**Entries**
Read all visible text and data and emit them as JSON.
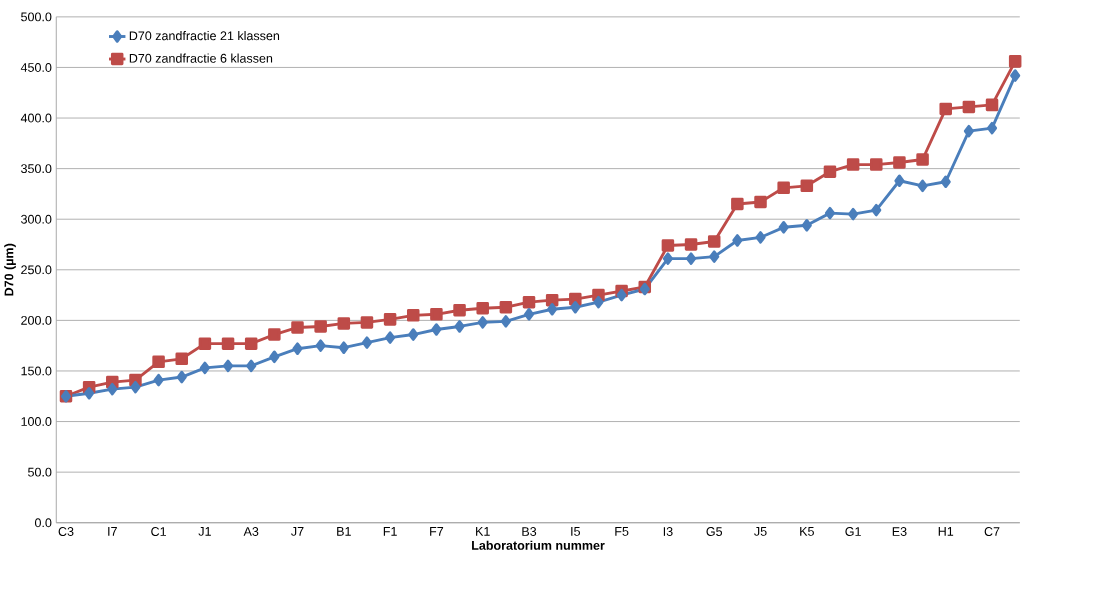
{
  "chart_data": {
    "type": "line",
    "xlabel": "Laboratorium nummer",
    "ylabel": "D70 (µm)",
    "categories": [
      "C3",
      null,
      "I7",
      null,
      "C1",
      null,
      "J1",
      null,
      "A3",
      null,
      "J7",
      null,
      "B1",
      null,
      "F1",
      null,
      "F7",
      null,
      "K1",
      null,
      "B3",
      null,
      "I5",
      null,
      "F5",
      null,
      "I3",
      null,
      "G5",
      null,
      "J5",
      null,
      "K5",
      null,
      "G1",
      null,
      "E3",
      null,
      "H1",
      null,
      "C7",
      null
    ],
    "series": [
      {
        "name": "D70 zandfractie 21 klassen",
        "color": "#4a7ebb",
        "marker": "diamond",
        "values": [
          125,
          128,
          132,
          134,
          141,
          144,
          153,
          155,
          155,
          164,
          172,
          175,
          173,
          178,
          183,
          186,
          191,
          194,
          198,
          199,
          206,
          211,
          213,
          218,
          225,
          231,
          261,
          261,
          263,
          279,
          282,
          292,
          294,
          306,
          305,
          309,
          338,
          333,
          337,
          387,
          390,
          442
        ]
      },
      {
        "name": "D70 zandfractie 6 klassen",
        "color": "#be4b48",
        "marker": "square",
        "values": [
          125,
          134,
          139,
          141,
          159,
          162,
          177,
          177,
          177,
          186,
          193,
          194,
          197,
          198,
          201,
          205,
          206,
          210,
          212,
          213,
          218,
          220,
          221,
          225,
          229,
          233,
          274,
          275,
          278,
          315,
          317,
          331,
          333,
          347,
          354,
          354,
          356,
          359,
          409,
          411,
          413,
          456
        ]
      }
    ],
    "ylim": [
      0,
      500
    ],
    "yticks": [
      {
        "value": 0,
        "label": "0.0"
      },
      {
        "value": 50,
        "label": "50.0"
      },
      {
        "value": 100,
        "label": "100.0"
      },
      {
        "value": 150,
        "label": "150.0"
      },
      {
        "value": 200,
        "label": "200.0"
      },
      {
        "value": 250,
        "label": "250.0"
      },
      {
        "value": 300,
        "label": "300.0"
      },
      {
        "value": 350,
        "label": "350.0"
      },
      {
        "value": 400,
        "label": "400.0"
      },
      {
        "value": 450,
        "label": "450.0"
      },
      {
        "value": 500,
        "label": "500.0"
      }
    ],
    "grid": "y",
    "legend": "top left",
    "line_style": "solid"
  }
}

**What you have to do**
For each line of the entries that includes "name", show that line.

**Exercise result**
        "name": "D70 zandfractie 21 klassen",
        "name": "D70 zandfractie 6 klassen",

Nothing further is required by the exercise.